Work to complete:
Only the number is wanted: how many lines of these entries contain the word "header"?

Supplied material:
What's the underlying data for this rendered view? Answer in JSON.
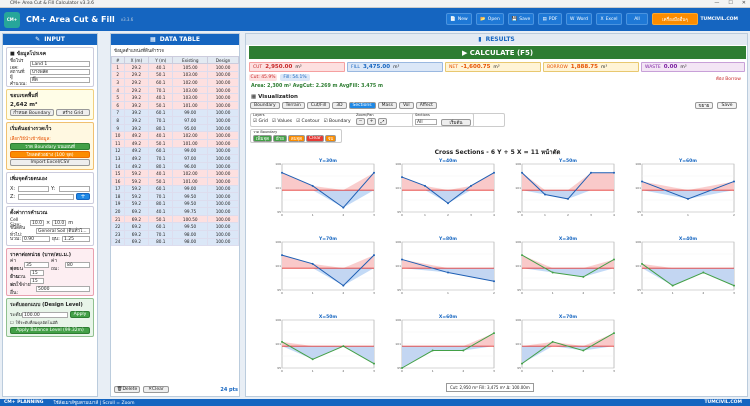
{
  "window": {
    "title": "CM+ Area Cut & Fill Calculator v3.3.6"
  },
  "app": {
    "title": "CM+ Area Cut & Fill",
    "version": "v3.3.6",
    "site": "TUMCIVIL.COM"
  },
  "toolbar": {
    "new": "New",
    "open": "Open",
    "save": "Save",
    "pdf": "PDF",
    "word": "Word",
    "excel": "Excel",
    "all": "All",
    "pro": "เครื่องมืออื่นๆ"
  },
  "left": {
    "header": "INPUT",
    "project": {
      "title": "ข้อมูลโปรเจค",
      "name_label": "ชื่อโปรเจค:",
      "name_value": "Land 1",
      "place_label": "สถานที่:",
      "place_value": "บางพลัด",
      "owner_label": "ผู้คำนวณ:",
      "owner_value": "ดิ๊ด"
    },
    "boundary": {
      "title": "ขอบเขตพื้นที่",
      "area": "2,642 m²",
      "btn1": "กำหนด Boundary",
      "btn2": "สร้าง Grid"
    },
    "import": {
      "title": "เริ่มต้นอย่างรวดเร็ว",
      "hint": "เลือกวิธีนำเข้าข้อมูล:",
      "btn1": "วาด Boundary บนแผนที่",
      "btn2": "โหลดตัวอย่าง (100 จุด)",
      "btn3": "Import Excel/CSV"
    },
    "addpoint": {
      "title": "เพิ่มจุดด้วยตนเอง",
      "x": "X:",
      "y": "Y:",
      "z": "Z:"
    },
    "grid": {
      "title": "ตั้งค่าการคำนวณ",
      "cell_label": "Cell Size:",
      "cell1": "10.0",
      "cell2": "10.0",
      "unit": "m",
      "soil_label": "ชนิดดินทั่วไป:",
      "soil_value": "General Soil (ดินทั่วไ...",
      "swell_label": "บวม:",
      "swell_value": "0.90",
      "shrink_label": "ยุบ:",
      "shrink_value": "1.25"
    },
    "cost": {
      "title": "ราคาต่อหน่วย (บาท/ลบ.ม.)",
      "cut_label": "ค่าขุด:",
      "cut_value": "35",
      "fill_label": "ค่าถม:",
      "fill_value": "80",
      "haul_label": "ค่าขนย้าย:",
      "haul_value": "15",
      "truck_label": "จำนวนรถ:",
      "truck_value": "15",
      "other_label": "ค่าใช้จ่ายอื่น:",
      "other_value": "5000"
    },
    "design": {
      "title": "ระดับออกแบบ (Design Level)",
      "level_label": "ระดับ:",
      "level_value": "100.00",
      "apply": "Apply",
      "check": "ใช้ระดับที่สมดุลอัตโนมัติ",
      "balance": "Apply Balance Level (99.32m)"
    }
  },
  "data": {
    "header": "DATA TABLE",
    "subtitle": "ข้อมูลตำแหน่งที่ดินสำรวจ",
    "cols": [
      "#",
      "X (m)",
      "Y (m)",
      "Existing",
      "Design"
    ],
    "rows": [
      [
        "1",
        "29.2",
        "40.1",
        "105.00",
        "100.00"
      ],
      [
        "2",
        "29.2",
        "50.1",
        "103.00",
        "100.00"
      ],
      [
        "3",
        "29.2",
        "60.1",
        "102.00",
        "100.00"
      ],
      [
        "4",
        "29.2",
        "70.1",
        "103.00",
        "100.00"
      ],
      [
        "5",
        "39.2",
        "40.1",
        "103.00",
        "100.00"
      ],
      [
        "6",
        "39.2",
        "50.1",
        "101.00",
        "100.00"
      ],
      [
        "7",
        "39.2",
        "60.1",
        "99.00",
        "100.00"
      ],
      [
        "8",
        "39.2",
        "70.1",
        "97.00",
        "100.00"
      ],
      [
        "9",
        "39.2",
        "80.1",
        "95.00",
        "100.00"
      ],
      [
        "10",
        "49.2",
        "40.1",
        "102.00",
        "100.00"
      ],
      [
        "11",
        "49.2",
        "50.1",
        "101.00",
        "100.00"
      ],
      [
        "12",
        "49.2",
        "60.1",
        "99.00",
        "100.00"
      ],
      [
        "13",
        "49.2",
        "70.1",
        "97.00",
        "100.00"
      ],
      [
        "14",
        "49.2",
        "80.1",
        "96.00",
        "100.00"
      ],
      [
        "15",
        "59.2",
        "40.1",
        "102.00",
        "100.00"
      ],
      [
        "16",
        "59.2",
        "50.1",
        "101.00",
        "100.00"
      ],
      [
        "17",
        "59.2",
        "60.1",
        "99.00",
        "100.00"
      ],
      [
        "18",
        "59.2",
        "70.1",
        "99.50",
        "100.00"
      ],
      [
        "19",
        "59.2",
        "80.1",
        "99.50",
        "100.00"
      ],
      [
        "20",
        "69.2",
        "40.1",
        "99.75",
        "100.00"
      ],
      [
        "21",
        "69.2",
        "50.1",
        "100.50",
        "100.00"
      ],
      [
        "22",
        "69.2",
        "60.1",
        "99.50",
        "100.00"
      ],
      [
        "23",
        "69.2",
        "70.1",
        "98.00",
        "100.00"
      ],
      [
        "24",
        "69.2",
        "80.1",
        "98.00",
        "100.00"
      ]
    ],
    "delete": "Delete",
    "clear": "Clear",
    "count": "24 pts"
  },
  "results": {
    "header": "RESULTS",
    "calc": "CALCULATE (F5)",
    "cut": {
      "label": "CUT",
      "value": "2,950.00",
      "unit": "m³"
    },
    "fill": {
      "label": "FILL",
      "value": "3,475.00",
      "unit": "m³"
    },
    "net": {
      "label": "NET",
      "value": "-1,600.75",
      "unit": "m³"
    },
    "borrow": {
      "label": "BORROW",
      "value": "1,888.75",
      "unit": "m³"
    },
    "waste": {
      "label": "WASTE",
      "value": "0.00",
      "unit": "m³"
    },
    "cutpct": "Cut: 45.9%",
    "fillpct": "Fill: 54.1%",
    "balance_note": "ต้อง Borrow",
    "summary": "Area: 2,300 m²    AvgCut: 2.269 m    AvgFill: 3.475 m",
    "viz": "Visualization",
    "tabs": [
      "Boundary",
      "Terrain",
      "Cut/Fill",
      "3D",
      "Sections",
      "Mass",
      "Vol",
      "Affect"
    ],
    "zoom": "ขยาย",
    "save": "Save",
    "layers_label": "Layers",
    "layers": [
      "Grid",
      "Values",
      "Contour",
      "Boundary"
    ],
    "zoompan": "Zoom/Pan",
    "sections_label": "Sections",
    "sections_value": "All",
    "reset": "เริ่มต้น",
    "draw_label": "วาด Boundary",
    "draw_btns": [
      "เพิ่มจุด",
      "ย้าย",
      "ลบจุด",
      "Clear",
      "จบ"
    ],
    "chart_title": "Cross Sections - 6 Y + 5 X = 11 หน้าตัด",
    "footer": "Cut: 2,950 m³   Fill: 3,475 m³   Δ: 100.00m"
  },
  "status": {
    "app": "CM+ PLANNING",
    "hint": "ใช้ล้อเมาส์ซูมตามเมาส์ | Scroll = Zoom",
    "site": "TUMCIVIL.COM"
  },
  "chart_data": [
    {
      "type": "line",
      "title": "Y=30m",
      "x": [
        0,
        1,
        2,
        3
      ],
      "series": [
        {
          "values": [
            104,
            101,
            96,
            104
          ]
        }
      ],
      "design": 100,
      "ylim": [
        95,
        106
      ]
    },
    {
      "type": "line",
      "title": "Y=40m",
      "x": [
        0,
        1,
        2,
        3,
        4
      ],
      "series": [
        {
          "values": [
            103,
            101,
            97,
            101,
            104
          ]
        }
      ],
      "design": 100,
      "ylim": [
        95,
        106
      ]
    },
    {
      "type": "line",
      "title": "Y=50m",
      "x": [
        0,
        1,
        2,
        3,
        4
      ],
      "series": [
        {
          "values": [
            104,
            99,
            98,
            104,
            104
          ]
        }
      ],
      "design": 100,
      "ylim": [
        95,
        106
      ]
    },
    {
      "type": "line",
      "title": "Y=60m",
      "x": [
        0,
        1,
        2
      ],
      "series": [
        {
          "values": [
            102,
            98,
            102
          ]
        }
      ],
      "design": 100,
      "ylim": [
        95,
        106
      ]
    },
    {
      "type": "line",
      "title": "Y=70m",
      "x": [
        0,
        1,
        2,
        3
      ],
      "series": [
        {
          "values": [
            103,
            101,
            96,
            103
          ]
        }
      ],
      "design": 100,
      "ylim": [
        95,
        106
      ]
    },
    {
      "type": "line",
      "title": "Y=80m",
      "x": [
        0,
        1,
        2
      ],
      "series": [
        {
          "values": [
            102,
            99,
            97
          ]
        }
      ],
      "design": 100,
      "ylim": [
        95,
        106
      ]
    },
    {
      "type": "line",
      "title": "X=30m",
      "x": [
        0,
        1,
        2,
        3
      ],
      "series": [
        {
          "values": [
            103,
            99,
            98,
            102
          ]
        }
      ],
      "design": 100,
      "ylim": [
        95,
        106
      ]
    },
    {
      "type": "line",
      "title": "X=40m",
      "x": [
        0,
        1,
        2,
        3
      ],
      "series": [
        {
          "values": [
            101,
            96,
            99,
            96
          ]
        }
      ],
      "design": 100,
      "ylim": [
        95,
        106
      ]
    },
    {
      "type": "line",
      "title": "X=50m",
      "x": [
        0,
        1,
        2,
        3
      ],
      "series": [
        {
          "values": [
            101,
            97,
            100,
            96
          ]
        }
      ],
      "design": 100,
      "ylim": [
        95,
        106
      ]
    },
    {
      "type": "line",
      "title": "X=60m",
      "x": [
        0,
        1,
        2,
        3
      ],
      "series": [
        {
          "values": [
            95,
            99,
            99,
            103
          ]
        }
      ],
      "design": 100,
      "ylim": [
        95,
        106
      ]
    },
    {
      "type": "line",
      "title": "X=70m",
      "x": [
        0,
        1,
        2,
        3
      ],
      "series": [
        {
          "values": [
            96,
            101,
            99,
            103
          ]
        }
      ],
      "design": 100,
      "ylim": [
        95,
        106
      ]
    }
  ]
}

Result of the exercise:
3